## begin DATASET RECORDS

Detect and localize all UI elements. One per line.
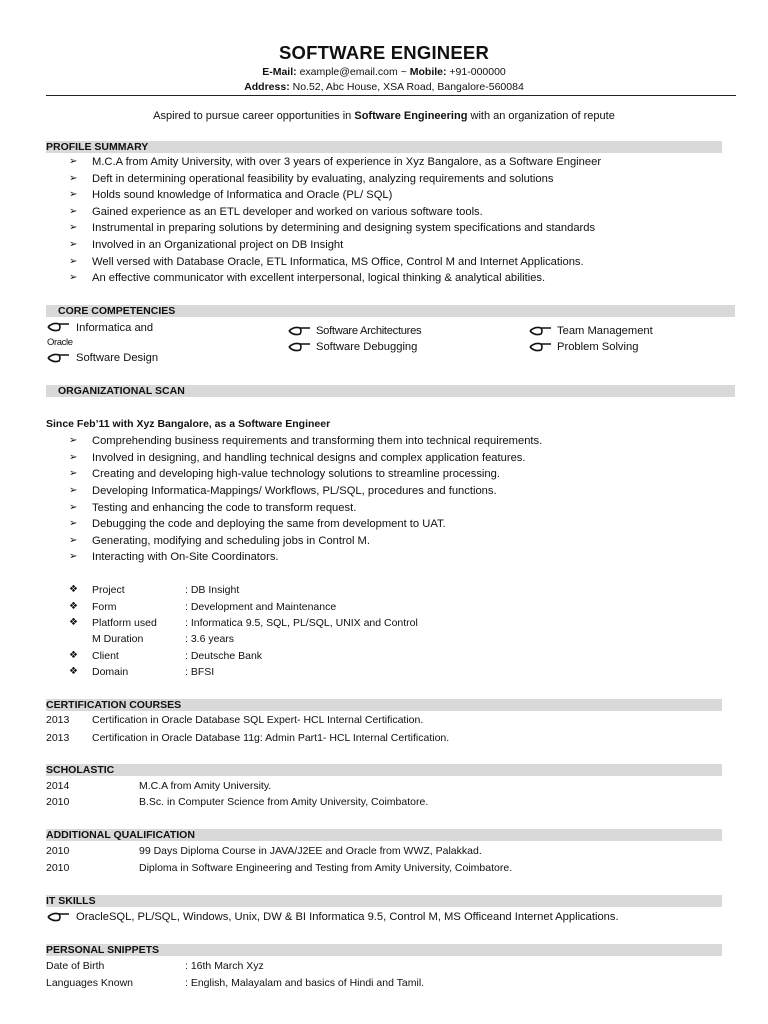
arrow-bullet-icon: ➢ xyxy=(69,272,78,283)
arrow-bullet-icon: ➢ xyxy=(69,518,78,529)
platform-value: : Informatica 9.5, SQL, PL/SQL, UNIX and Control xyxy=(185,617,418,629)
languages-value: : English, Malayalam and basics of Hindi and Tamil. xyxy=(185,977,425,989)
list-item: Well versed with Database Oracle, ETL Informatica, MS Office, Control M and Internet Applications. xyxy=(92,256,584,268)
competency-item: Software Architectures xyxy=(316,325,422,337)
languages-label: Languages Known xyxy=(46,977,133,989)
list-item: Deft in determining operational feasibility by evaluating, analyzing requirements and solutions xyxy=(92,173,554,185)
form-label: Form xyxy=(92,601,117,613)
education-year: 2010 xyxy=(46,796,70,808)
certifications-heading: CERTIFICATION COURSES xyxy=(46,699,182,711)
it-skills-text: OracleSQL, PL/SQL, Windows, Unix, DW & BI Informatica 9.5, Control M, MS Officeand Internet Applications. xyxy=(76,911,619,923)
resume-title: SOFTWARE ENGINEER xyxy=(279,42,489,63)
arrow-bullet-icon: ➢ xyxy=(69,173,78,184)
competency-item-wrap: Oracle xyxy=(47,337,73,348)
platform-label: Platform used xyxy=(92,617,157,629)
address-label: Address: xyxy=(244,81,290,93)
list-item: Testing and enhancing the code to transform request. xyxy=(92,502,357,514)
competency-item: Informatica and xyxy=(76,322,154,334)
qualification-year: 2010 xyxy=(46,845,70,857)
personal-heading: PERSONAL SNIPPETS xyxy=(46,944,159,956)
list-item: Developing Informatica-Mappings/ Workflows, PL/SQL, procedures and functions. xyxy=(92,485,497,497)
pointing-hand-icon xyxy=(47,322,71,332)
form-value: : Development and Maintenance xyxy=(185,601,337,613)
list-item: Comprehending business requirements and transforming them into technical requirements. xyxy=(92,435,543,447)
it-skills-heading: IT SKILLS xyxy=(46,895,96,907)
project-label: Project xyxy=(92,584,125,596)
address-value: No.52, Abc House, XSA Road, Bangalore-560084 xyxy=(292,81,524,93)
list-item: Creating and developing high-value technology solutions to streamline processing. xyxy=(92,468,500,480)
pointing-hand-icon xyxy=(288,342,312,352)
contact-separator: ~ xyxy=(400,66,407,78)
list-item: Holds sound knowledge of Informatica and Oracle (PL/ SQL) xyxy=(92,189,393,201)
project-value: : DB Insight xyxy=(185,584,240,596)
certification-year: 2013 xyxy=(46,714,70,726)
certification-year: 2013 xyxy=(46,732,70,744)
arrow-bullet-icon: ➢ xyxy=(69,189,78,200)
list-item: Gained experience as an ETL developer and worked on various software tools. xyxy=(92,206,483,218)
additional-qualification-heading: ADDITIONAL QUALIFICATION xyxy=(46,829,195,841)
arrow-bullet-icon: ➢ xyxy=(69,239,78,250)
role-heading: Since Feb’11 with Xyz Bangalore, as a Software Engineer xyxy=(46,418,331,430)
diamond-bullet-icon: ❖ xyxy=(69,650,78,661)
list-item: Instrumental in preparing solutions by determining and designing system specifications and standards xyxy=(92,222,596,234)
section-bar-additional-qualification xyxy=(46,829,722,841)
diamond-bullet-icon: ❖ xyxy=(69,617,78,628)
email-label: E-Mail: xyxy=(262,66,297,78)
certification-text: Certification in Oracle Database SQL Expert- HCL Internal Certification. xyxy=(92,714,424,726)
certification-text: Certification in Oracle Database 11g: Admin Part1- HCL Internal Certification. xyxy=(92,732,450,744)
domain-value: : BFSI xyxy=(185,666,215,678)
list-item: M.C.A from Amity University, with over 3 years of experience in Xyz Bangalore, as a Software Engineer xyxy=(92,156,602,168)
arrow-bullet-icon: ➢ xyxy=(69,435,78,446)
mobile-value: +91-000000 xyxy=(449,66,506,78)
arrow-bullet-icon: ➢ xyxy=(69,156,78,167)
section-bar-personal xyxy=(46,944,722,956)
objective-statement xyxy=(0,110,768,122)
dob-label: Date of Birth xyxy=(46,960,105,972)
arrow-bullet-icon: ➢ xyxy=(69,551,78,562)
list-item: Interacting with On-Site Coordinators. xyxy=(92,551,279,563)
client-label: Client xyxy=(92,650,119,662)
section-bar-core-competencies xyxy=(46,305,735,317)
competency-item: Software Debugging xyxy=(316,341,418,353)
diamond-bullet-icon: ❖ xyxy=(69,584,78,595)
list-item: Generating, modifying and scheduling jobs in Control M. xyxy=(92,535,370,547)
section-bar-profile-summary xyxy=(46,141,722,153)
arrow-bullet-icon: ➢ xyxy=(69,206,78,217)
client-value: : Deutsche Bank xyxy=(185,650,263,662)
arrow-bullet-icon: ➢ xyxy=(69,452,78,463)
competency-item: Software Design xyxy=(76,352,159,364)
section-bar-it-skills xyxy=(46,895,722,907)
address-line xyxy=(0,81,768,93)
list-item: An effective communicator with excellent interpersonal, logical thinking & analytical abilities. xyxy=(92,272,546,284)
qualification-year: 2010 xyxy=(46,862,70,874)
header-divider xyxy=(46,95,736,96)
list-item: Debugging the code and deploying the same from development to UAT. xyxy=(92,518,446,530)
duration-value: : 3.6 years xyxy=(185,633,235,645)
core-competencies-heading: CORE COMPETENCIES xyxy=(58,305,176,317)
mobile-label: Mobile: xyxy=(409,66,447,78)
pointing-hand-icon xyxy=(529,326,553,336)
pointing-hand-icon xyxy=(47,353,71,363)
dob-value: : 16th March Xyz xyxy=(185,960,264,972)
pointing-hand-icon xyxy=(529,342,553,352)
objective-prefix: Aspired to pursue career opportunities in xyxy=(153,110,352,122)
email-value[interactable]: example@email.com xyxy=(299,66,398,78)
competency-item: Problem Solving xyxy=(557,341,639,353)
pointing-hand-icon xyxy=(288,326,312,336)
diamond-bullet-icon: ❖ xyxy=(69,666,78,677)
qualification-text: Diploma in Software Engineering and Testing from Amity University, Coimbatore. xyxy=(139,862,513,874)
arrow-bullet-icon: ➢ xyxy=(69,468,78,479)
arrow-bullet-icon: ➢ xyxy=(69,256,78,267)
competency-item: Team Management xyxy=(557,325,653,337)
arrow-bullet-icon: ➢ xyxy=(69,502,78,513)
education-text: M.C.A from Amity University. xyxy=(139,780,272,792)
list-item: Involved in an Organizational project on DB Insight xyxy=(92,239,344,251)
education-year: 2014 xyxy=(46,780,70,792)
contact-line xyxy=(0,66,768,78)
pointing-hand-icon xyxy=(47,912,71,922)
platform-cont-label: M Duration xyxy=(92,633,144,645)
section-bar-certifications xyxy=(46,699,722,711)
arrow-bullet-icon: ➢ xyxy=(69,535,78,546)
qualification-text: 99 Days Diploma Course in JAVA/J2EE and Oracle from WWZ, Palakkad. xyxy=(139,845,482,857)
education-text: B.Sc. in Computer Science from Amity University, Coimbatore. xyxy=(139,796,429,808)
organizational-scan-heading: ORGANIZATIONAL SCAN xyxy=(58,385,185,397)
list-item: Involved in designing, and handling technical designs and complex application features. xyxy=(92,452,526,464)
objective-suffix: with an organization of repute xyxy=(470,110,615,122)
objective-field: Software Engineering xyxy=(354,110,468,122)
arrow-bullet-icon: ➢ xyxy=(69,222,78,233)
profile-summary-heading: PROFILE SUMMARY xyxy=(46,141,149,153)
diamond-bullet-icon: ❖ xyxy=(69,601,78,612)
scholastic-heading: SCHOLASTIC xyxy=(46,764,115,776)
section-bar-organizational-scan xyxy=(46,385,735,397)
section-bar-scholastic xyxy=(46,764,722,776)
domain-label: Domain xyxy=(92,666,129,678)
arrow-bullet-icon: ➢ xyxy=(69,485,78,496)
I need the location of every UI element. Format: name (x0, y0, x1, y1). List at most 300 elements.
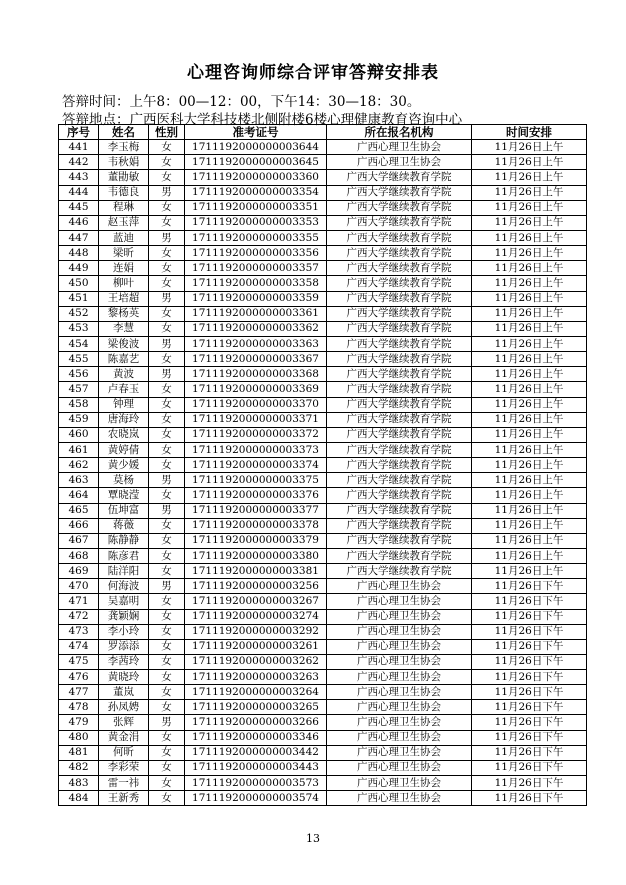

## end DATASET RECORDS

Could you lay out the data from the line with "arrow-bullet-icon: ➢ xyxy=(69,272,78,283)" up to and including the line with "address-label: Address: xyxy=(244,81,290,93)" as a Markdown table with the columns Row and Line, skipping any blank lines?

→ **EXERCISE SOLUTION**:
| Row | Line |
|---|---|
| 1 | arrow-bullet-icon: ➢ xyxy=(69,272,78,283) |
| 2 | arrow-bullet-icon: ➢ xyxy=(69,518,78,529) |
| 3 | platform-value: : Informatica 9.5, SQL, PL/SQL, UNIX and Control xyxy=(185,617,418,629) |
| 4 | languages-value: : English, Malayalam and basics of Hindi and Tamil. xyxy=(185,977,425,989) |
| 5 | list-item: Well versed with Database Oracle, ETL Informatica, MS Office, Control M and Internet Applications. xyxy=(92,256,584,268) |
| 6 | competency-item: Software Architectures xyxy=(316,325,422,337) |
| 7 | languages-label: Languages Known xyxy=(46,977,133,989) |
| 8 | list-item: Deft in determining operational feasibility by evaluating, analyzing requirements and solutions xyxy=(92,173,554,185) |
| 9 | form-label: Form xyxy=(92,601,117,613) |
| 10 | education-year: 2010 xyxy=(46,796,70,808) |
| 11 | certifications-heading: CERTIFICATION COURSES xyxy=(46,699,182,711) |
| 12 | it-skills-text: OracleSQL, PL/SQL, Windows, Unix, DW & BI Informatica 9.5, Control M, MS Officeand Internet Applications. xyxy=(76,911,619,923) |
| 13 | resume-title: SOFTWARE ENGINEER xyxy=(279,42,489,63) |
| 14 | arrow-bullet-icon: ➢ xyxy=(69,173,78,184) |
| 15 | competency-item-wrap: Oracle xyxy=(47,337,73,348) |
| 16 | platform-label: Platform used xyxy=(92,617,157,629) |
| 17 | address-label: Address: xyxy=(244,81,290,93) |